== Source excerpt ==
# Please congratulate SpywareDr on promotion



## Wrench97 (May 10, 2008)

Congratulations and thank you for the time spent at TSF:thumb:


----------



## Corday (Mar 3, 2010)




----------



## Rich-M (May 2, 2007)

Congrats great job Doc!


----------



## SABL (Jul 4, 2008)

Nice goin', Doc......congratulations!!


----------



## Stancestans (Apr 26, 2009)

Corngrass Dr! Well don, well don :beerchug: :thumb:


----------



## Deejay100six (Nov 24, 2007)

Well done Doc, congratulations!


----------



## oscer1 (Jan 27, 2010)

Congratulations!!


----------



## SpywareDr (Jun 15, 2013)

Thank *you* so much gentlemen! Really appreciate it.


----------



## joeten (Dec 4, 2008)

Nicely done Doc congratulations well deserved.


----------



## SpywareDr (Jun 15, 2013)

:thumb: Thanks Joe!


----------



## satrow (Feb 4, 2012)

Gratz Doc, well deserved!


----------



## SpywareDr (Jun 15, 2013)

:smile: Thanks Satrow!


----------



## jcgriff2 (Sep 30, 2007)

Congratulations!


----------



## tristar (Aug 12, 2008)

Congrats sdr  I thought you were already a mod :S


----------



## joeten (Dec 4, 2008)

He was, now a global mod hence the colour change.


----------



## SpywareDr (Jun 15, 2013)

Thanks guys! :thumb:


As SABL put it, I now have a new Red Coat. :smile:


----------



## SABL (Jul 4, 2008)

You get lotsa new tools with a Red Coat.....:smile:


----------



## tristar (Aug 12, 2008)

== Given instruction A ==
In the promotion thread, what new role does joeten say SpywareDr now holds?
== Given instruction B ==
Repeat the promotion thread word for word from "## Stancestans (Apr" to "done Doc, congratulations!".
== Given instruction C ==
Write the next part of the promotion thread, picking up from where it stops.
The lines after this bear no relation to the promotion thread.

== Raw data ==
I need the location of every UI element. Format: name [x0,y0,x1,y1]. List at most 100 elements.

== Task result A ==
SpywareDr is now a global mod.

== Task result B ==
## Stancestans (Apr 26, 2009)

Corngrass Dr! Well don, well don :beerchug: :thumb:


----------



## Deejay100six (Nov 24, 2007)

Well done Doc, congratulations!

== Task result C ==
With great power comes great responsibility


----------



## joeten (Dec 4, 2008)

Nah just more on the learning curve.


----------



## SpywareDr (Jun 15, 2013)

Right? And the bright red coat is to make it easier for them to keep an eye on me. :wink:


----------



## joeten (Dec 4, 2008)

Corday can't he is colour blind :whistling:


----------



## SpywareDr (Jun 15, 2013)

:grin: LOL. Need to keep that in mind.


----------



## Corday (Mar 3, 2010)

Can't fool me. I just checked mechanically> COLOR=red


----------



## SpywareDr (Jun 15, 2013)

:smile: :thumb:


----------



## joeten (Dec 4, 2008)

By which time he has all the cookies and biscuits.


----------



## SpywareDr (Jun 15, 2013)

Yum! :wink:


----------



## Masterchiefxx17 (Feb 27, 2010)

Congrats!


----------



## JohnthePilot (Mar 30, 2006)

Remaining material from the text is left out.